Supplied data:
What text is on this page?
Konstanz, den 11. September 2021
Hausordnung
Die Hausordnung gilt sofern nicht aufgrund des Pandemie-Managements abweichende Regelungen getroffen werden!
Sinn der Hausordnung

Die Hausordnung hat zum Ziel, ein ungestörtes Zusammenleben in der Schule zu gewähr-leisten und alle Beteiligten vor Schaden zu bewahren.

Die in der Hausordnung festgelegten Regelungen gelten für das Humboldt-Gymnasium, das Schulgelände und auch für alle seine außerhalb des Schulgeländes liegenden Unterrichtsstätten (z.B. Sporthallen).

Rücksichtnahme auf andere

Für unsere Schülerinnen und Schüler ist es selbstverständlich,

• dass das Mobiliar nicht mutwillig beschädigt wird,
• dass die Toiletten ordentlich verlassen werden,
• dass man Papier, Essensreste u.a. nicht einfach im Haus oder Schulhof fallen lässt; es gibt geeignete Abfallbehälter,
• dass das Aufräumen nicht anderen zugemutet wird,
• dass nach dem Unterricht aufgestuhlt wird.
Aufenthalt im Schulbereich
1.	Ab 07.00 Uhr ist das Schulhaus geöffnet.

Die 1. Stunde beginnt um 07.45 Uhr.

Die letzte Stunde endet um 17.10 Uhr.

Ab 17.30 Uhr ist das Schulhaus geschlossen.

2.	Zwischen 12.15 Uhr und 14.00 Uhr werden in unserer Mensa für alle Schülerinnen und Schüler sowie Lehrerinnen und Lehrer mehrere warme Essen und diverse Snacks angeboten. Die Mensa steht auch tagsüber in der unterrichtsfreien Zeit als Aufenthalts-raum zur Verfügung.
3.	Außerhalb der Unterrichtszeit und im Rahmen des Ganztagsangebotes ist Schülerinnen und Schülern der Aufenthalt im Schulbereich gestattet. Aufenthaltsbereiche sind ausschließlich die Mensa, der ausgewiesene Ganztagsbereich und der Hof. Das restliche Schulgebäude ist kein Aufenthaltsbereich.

Task:
Determine the number of lines in the entries above where the string "Stunde" appears. Answer with the number alone.

Exercise response:
2